Entries taken from a collection
◆ ◆ ◆ ◆ ◆
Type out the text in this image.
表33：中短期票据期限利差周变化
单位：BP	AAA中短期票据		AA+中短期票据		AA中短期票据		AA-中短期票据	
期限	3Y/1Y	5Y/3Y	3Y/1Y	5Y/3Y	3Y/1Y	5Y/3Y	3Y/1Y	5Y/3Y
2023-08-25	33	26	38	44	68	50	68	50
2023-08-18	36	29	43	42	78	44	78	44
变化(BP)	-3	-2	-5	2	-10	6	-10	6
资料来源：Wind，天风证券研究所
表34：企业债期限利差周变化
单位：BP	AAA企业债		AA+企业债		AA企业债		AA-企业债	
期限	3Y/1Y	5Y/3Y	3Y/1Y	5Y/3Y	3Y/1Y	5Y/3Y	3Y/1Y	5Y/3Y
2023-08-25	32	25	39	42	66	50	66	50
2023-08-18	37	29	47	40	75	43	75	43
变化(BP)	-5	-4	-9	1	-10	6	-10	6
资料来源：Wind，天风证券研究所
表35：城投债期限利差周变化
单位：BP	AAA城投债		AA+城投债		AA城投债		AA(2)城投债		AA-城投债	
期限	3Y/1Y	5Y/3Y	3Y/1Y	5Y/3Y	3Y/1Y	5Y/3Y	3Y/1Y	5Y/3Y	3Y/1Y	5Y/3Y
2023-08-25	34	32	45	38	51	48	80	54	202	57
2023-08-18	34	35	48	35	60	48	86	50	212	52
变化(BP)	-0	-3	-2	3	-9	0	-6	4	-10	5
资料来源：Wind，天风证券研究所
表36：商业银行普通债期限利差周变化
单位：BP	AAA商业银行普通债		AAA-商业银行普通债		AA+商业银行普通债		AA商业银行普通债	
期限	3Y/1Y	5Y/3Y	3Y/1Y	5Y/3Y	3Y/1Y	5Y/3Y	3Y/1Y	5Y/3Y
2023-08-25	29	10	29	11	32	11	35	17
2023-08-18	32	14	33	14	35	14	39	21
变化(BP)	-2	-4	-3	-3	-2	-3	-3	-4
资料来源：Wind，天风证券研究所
◆ ◆ ◆ ◆ ◆
- GIVEN REQUEST -
In full and verbatim, repeat the records given above.

- RIGHT ANSWER -
Type out the text in this image.
表33：中短期票据期限利差周变化
单位：BP	AAA中短期票据		AA+中短期票据		AA中短期票据		AA-中短期票据	
期限	3Y/1Y	5Y/3Y	3Y/1Y	5Y/3Y	3Y/1Y	5Y/3Y	3Y/1Y	5Y/3Y
2023-08-25	33	26	38	44	68	50	68	50
2023-08-18	36	29	43	42	78	44	78	44
变化(BP)	-3	-2	-5	2	-10	6	-10	6
资料来源：Wind，天风证券研究所
表34：企业债期限利差周变化
单位：BP	AAA企业债		AA+企业债		AA企业债		AA-企业债	
期限	3Y/1Y	5Y/3Y	3Y/1Y	5Y/3Y	3Y/1Y	5Y/3Y	3Y/1Y	5Y/3Y
2023-08-25	32	25	39	42	66	50	66	50
2023-08-18	37	29	47	40	75	43	75	43
变化(BP)	-5	-4	-9	1	-10	6	-10	6
资料来源：Wind，天风证券研究所
表35：城投债期限利差周变化
单位：BP	AAA城投债		AA+城投债		AA城投债		AA(2)城投债		AA-城投债	
期限	3Y/1Y	5Y/3Y	3Y/1Y	5Y/3Y	3Y/1Y	5Y/3Y	3Y/1Y	5Y/3Y	3Y/1Y	5Y/3Y
2023-08-25	34	32	45	38	51	48	80	54	202	57
2023-08-18	34	35	48	35	60	48	86	50	212	52
变化(BP)	-0	-3	-2	3	-9	0	-6	4	-10	5
资料来源：Wind，天风证券研究所
表36：商业银行普通债期限利差周变化
单位：BP	AAA商业银行普通债		AAA-商业银行普通债		AA+商业银行普通债		AA商业银行普通债	
期限	3Y/1Y	5Y/3Y	3Y/1Y	5Y/3Y	3Y/1Y	5Y/3Y	3Y/1Y	5Y/3Y
2023-08-25	29	10	29	11	32	11	35	17
2023-08-18	32	14	33	14	35	14	39	21
变化(BP)	-2	-4	-3	-3	-2	-3	-3	-4
资料来源：Wind，天风证券研究所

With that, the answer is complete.